### [작업 지시 사항]
아래 목록에서 "immersive"라는 문자열이 들어 있는 줄을 빠짐없이 모으세요. 대소문자를 구분합니다.

### [제공 자료]
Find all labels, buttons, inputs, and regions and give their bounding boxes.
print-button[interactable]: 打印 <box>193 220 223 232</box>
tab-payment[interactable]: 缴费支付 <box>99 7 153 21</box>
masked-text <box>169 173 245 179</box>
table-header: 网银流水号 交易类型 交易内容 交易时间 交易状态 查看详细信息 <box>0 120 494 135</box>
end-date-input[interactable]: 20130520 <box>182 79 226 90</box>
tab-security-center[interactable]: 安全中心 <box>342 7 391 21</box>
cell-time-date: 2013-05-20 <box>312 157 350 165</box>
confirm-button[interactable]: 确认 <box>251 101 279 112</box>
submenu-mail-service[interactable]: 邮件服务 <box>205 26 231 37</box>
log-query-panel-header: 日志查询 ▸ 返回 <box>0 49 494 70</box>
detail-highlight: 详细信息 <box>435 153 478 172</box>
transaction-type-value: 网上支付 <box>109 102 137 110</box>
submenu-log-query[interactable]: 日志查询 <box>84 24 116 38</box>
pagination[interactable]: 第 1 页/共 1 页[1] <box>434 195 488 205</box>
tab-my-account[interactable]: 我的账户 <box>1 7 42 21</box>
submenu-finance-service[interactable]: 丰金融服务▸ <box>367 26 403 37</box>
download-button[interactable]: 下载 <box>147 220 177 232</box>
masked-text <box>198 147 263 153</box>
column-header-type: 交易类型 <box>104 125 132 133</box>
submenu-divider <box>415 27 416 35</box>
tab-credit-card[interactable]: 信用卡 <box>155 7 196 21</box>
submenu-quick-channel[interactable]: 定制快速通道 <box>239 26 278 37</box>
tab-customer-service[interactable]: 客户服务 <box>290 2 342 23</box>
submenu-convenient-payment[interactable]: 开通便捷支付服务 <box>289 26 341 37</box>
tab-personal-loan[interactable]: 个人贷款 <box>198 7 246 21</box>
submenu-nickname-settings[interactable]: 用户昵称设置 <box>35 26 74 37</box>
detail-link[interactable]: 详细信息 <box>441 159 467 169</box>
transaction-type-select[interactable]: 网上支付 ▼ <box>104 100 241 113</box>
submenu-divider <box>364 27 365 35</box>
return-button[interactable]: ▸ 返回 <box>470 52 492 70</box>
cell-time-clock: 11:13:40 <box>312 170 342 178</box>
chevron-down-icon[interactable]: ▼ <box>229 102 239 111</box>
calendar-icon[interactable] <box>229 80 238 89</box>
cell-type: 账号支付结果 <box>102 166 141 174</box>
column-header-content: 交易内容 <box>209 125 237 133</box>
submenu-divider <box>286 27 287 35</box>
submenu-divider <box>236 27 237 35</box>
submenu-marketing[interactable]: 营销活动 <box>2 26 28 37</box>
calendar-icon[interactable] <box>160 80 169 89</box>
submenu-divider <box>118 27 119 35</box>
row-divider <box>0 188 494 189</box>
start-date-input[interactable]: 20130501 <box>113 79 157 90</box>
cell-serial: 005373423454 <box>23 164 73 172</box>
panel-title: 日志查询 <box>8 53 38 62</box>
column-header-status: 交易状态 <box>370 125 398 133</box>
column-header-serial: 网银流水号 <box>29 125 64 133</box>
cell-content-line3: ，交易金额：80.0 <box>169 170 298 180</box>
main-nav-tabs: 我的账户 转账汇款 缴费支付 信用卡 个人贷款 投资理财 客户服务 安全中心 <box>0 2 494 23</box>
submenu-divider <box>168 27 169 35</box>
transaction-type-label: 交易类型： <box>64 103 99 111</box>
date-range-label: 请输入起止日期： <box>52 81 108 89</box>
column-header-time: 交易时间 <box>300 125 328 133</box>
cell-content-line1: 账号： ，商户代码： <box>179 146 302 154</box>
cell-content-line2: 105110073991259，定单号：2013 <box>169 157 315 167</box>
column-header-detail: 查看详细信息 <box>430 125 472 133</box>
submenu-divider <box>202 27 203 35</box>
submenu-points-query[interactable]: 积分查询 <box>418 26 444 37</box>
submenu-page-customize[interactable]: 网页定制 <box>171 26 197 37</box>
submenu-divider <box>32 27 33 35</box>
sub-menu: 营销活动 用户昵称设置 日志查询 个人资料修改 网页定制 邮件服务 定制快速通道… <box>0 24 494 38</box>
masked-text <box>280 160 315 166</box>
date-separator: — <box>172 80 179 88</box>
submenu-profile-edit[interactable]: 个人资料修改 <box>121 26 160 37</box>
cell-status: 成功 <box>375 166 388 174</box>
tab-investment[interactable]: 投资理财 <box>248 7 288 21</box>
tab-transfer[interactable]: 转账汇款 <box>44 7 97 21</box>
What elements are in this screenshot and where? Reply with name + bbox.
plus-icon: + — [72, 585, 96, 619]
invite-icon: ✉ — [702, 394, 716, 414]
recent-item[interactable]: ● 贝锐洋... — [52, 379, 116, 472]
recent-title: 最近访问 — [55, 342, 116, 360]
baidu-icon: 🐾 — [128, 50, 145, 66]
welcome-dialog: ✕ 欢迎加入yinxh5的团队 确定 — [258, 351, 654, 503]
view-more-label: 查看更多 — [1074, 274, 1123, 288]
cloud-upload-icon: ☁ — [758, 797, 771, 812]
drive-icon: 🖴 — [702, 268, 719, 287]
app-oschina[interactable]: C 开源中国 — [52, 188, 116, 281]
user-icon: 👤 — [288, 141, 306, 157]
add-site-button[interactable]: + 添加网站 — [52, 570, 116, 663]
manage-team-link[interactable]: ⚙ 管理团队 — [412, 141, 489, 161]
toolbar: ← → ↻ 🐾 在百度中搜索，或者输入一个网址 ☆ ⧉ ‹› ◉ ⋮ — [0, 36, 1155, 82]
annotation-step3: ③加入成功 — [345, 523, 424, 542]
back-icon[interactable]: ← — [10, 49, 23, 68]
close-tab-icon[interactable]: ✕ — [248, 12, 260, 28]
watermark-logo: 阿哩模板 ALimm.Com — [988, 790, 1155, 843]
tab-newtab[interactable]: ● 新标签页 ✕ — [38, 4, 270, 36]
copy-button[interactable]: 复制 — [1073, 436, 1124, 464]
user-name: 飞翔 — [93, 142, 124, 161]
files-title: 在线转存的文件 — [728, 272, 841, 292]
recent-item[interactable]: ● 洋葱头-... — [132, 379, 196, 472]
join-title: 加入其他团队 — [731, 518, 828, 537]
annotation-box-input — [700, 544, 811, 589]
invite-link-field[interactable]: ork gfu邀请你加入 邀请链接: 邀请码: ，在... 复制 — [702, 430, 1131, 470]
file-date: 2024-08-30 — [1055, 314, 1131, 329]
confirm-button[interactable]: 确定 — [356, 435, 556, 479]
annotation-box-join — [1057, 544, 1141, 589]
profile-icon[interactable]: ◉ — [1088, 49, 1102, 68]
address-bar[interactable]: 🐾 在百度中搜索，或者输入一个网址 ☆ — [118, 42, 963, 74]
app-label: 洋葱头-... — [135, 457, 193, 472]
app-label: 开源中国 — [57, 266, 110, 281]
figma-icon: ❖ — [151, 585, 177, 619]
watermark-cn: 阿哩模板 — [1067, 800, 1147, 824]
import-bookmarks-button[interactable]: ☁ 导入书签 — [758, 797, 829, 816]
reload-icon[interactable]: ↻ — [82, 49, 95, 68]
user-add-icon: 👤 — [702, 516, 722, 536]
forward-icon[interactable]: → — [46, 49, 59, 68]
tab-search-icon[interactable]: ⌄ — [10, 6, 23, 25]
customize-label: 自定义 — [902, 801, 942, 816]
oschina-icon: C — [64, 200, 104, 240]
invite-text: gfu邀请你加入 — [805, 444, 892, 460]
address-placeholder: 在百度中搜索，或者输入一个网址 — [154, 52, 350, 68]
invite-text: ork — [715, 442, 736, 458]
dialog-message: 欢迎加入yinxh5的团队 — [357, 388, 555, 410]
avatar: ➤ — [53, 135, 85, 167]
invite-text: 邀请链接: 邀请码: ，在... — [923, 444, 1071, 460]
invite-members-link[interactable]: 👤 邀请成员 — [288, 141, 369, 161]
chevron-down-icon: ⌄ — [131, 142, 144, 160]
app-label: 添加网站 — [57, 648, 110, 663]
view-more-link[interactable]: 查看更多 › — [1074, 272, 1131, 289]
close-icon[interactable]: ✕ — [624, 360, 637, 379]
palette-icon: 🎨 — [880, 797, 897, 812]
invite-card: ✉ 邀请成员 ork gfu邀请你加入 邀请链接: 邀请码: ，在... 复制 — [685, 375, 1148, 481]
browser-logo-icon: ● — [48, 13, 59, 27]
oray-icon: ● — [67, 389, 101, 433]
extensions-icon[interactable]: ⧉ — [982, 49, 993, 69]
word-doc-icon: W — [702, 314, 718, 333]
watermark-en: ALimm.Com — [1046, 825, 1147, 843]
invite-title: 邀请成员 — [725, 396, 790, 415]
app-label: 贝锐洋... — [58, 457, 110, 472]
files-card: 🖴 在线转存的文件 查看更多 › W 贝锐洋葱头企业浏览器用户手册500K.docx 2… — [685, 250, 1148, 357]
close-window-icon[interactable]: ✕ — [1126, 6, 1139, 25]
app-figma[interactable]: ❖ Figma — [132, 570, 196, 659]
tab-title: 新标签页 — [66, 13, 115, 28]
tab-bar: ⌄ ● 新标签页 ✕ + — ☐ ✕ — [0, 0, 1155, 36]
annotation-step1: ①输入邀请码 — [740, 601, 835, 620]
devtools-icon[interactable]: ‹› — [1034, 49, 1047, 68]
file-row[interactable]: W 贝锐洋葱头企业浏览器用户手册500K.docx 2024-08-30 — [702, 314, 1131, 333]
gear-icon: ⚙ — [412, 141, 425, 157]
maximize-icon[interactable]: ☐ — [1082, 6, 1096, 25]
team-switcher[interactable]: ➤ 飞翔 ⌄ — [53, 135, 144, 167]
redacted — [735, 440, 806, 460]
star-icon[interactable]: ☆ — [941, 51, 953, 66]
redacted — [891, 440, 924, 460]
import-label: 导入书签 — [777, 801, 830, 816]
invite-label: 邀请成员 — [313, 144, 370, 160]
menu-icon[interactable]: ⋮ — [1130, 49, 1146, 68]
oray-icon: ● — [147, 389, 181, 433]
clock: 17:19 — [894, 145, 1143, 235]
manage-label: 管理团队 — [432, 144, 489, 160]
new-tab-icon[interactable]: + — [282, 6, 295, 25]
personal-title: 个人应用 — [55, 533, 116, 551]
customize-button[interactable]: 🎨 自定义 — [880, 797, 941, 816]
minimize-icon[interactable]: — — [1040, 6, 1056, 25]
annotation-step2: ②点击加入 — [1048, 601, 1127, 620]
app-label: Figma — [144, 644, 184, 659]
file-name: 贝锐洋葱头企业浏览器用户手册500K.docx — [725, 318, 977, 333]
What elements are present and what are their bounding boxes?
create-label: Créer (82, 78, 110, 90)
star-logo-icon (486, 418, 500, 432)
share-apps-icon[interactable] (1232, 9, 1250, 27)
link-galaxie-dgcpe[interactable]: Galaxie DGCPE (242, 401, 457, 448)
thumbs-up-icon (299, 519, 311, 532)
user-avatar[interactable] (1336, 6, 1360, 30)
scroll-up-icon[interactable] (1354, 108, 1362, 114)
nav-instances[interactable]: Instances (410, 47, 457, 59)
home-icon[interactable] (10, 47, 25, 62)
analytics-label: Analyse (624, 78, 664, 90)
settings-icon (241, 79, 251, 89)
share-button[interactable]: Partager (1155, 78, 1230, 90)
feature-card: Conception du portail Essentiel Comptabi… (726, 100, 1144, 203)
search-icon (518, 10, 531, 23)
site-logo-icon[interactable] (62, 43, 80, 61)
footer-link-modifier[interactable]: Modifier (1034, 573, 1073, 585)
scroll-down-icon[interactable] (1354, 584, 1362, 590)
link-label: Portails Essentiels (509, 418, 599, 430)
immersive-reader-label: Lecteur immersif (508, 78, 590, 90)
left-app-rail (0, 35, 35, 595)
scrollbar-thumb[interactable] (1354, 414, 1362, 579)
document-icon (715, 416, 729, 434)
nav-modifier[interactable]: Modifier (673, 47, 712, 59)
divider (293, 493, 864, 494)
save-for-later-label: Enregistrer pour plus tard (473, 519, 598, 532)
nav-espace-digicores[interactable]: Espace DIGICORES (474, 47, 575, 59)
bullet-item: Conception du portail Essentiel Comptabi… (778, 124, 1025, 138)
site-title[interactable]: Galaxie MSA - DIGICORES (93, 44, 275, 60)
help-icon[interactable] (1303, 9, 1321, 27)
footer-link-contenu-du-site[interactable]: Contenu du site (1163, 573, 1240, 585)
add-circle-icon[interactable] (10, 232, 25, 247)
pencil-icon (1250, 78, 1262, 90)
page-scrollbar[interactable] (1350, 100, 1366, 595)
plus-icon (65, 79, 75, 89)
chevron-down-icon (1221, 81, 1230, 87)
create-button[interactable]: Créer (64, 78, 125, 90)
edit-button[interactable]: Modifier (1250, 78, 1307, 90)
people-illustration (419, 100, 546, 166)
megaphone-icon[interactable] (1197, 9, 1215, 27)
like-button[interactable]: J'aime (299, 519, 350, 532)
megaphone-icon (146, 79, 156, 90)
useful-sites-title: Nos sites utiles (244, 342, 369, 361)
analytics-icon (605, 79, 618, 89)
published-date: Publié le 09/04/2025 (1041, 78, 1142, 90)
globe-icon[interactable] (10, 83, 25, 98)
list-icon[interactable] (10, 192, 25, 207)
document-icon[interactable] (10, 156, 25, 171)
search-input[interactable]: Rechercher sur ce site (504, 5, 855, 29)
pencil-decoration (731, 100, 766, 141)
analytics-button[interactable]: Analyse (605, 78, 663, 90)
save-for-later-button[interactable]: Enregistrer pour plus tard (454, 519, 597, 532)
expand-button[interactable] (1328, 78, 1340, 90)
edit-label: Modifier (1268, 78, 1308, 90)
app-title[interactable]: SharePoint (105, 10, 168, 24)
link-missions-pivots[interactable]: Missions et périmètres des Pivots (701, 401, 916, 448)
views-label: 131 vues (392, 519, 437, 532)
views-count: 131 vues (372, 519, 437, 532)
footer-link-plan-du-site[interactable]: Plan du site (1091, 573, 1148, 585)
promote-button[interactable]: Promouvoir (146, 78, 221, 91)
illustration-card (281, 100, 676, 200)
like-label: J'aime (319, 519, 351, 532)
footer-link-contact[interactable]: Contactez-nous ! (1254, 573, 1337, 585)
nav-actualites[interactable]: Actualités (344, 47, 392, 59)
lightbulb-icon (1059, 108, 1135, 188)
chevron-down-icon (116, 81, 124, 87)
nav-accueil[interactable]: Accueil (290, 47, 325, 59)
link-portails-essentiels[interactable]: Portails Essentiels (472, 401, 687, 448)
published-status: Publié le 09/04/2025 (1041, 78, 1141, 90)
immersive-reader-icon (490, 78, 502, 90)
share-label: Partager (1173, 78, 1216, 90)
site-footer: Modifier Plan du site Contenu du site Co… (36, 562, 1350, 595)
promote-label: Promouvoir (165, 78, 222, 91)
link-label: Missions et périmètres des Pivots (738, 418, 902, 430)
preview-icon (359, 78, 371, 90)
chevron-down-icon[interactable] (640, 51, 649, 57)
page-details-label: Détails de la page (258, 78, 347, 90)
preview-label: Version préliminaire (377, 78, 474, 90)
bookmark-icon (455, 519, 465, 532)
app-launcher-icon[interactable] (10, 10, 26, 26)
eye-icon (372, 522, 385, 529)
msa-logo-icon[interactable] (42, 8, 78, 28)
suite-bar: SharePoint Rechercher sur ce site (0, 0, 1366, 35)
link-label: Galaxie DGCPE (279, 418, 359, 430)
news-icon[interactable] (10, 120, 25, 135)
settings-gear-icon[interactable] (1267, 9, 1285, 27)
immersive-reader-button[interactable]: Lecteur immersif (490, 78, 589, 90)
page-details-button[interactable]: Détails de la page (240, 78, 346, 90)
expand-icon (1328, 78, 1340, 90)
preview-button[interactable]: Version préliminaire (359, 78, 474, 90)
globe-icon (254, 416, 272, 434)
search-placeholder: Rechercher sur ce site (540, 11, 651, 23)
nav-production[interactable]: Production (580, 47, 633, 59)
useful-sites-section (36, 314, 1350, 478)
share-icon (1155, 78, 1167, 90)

### [과제 답안]
immersive-reader-label: Lecteur immersif (508, 78, 590, 90)
immersive-reader-icon (490, 78, 502, 90)
immersive-reader-button[interactable]: Lecteur immersif (490, 78, 589, 90)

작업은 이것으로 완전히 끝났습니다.